- **Exercise goal**
Gather all lines with the word "this" in them.

====== Supplied material

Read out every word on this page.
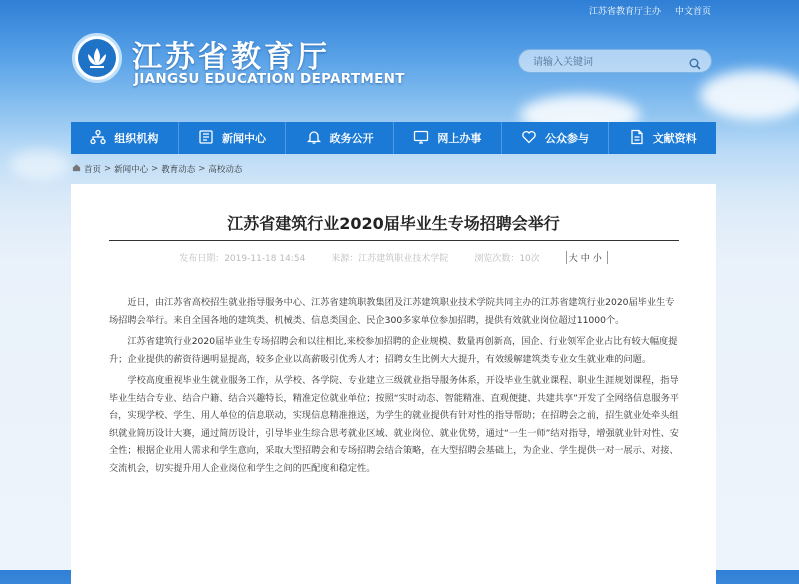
江苏省教育厅主办 中文首页
江苏省教育厅
JIANGSU EDUCATION DEPARTMENT
请输入关键词
组织机构	新闻中心	政务公开	网上办事	公众参与	文献资料
首页 > 新闻中心 > 教育动态 > 高校动态
江苏省建筑行业2020届毕业生专场招聘会举行
发布日期：2019-11-18 14:54	来源：江苏建筑职业技术学院	浏览次数：10次	大中小

近日，由江苏省高校招生就业指导服务中心、江苏省建筑职教集团及江苏建筑职业技术学院共同主办的江苏省建筑行业2020届毕业生专场招聘会举行。来自全国各地的建筑类、机械类、信息类国企、民企300多家单位参加招聘，提供有效就业岗位超过11000个。

江苏省建筑行业2020届毕业生专场招聘会和以往相比,来校参加招聘的企业规模、数量再创新高，国企、行业领军企业占比有较大幅度提升；企业提供的薪资待遇明显提高，较多企业以高薪吸引优秀人才；招聘女生比例大大提升，有效缓解建筑类专业女生就业难的问题。

学校高度重视毕业生就业服务工作，从学校、各学院、专业建立三级就业指导服务体系，开设毕业生就业课程、职业生涯规划课程，指导毕业生结合专业、结合户籍、结合兴趣特长，精准定位就业单位；按照“实时动态、智能精准、直观便捷、共建共享”开发了全网络信息服务平台，实现学校、学生、用人单位的信息联动，实现信息精准推送，为学生的就业提供有针对性的指导帮助；在招聘会之前，招生就业处牵头组织就业简历设计大赛，通过简历设计，引导毕业生综合思考就业区域、就业岗位、就业优势，通过“一生一师”结对指导，增强就业针对性、安全性；根据企业用人需求和学生意向，采取大型招聘会和专场招聘会结合策略，在大型招聘会基础上，为企业、学生提供一对一展示、对接、交流机会，切实提升用人企业岗位和学生之间的匹配度和稳定性。
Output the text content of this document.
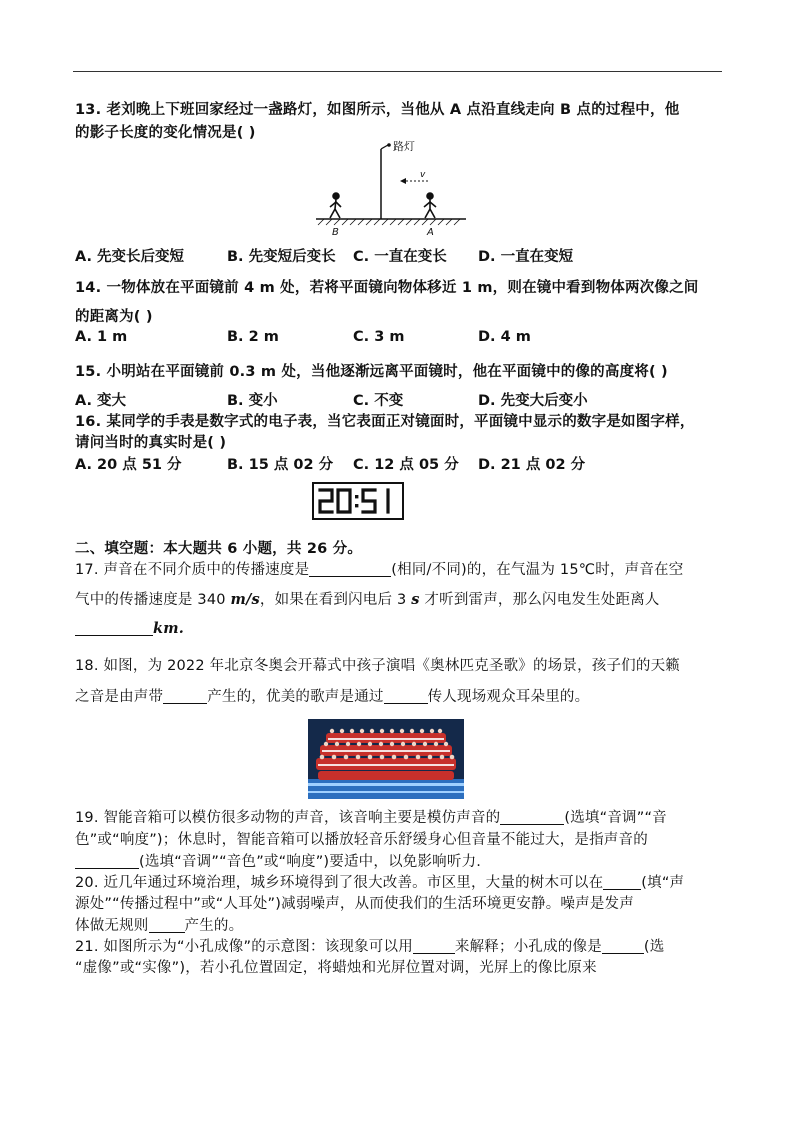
13. 老刘晚上下班回家经过一盏路灯，如图所示，当他从 A 点沿直线走向 B 点的过程中，他
的影子长度的变化情况是( )
路灯
v
B	A
A. 先变长后变短	B. 先变短后变长 C. 一直在变长 D. 一直在变短
14. 一物体放在平面镜前 4 m 处，若将平面镜向物体移近 1 m，则在镜中看到物体两次像之间
的距离为( )
A. 1 m	B. 2 m	C. 3 m	D. 4 m
15. 小明站在平面镜前 0.3 m 处，当他逐渐远离平面镜时，他在平面镜中的像的高度将( )
A. 变大	B. 变小	C. 不变	D. 先变大后变小
16. 某同学的手表是数字式的电子表，当它表面正对镜面时，平面镜中显示的数字是如图字样，
请问当时的真实时是( )
A. 20 点 51 分	B. 15 点 02 分 C. 12 点 05 分 D. 21 点 02 分
二、填空题：本大题共 6 小题，共 26 分。
17. 声音在不同介质中的传播速度是	(相同/不同)的，在气温为 15℃时，声音在空
气中的传播速度是 340 m/s，如果在看到闪电后 3 s 才听到雷声，那么闪电发生处距离人
km.
18. 如图，为 2022 年北京冬奥会开幕式中孩子演唱《奥林匹克圣歌》的场景，孩子们的天籁
之音是由声带	产生的，优美的歌声是通过	传人现场观众耳朵里的。
19. 智能音箱可以模仿很多动物的声音，该音响主要是模仿声音的	(选填“音调”“音
色”或“响度”)；休息时，智能音箱可以播放轻音乐舒缓身心但音量不能过大，是指声音的
(选填“音调”“音色”或“响度”)要适中，以免影响听力.
20. 近几年通过环境治理，城乡环境得到了很大改善。市区里，大量的树木可以在	(填“声
源处”“传播过程中”或“人耳处”)减弱噪声，从而使我们的生活环境更安静。噪声是发声
体做无规则 产生的。
21. 如图所示为“小孔成像”的示意图：该现象可以用	来解释；小孔成的像是	(选
“虚像”或“实像”)，若小孔位置固定，将蜡烛和光屏位置对调，光屏上的像比原来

============

- **Answer to the task**
Read out every word on this page.
Output the text content of this document.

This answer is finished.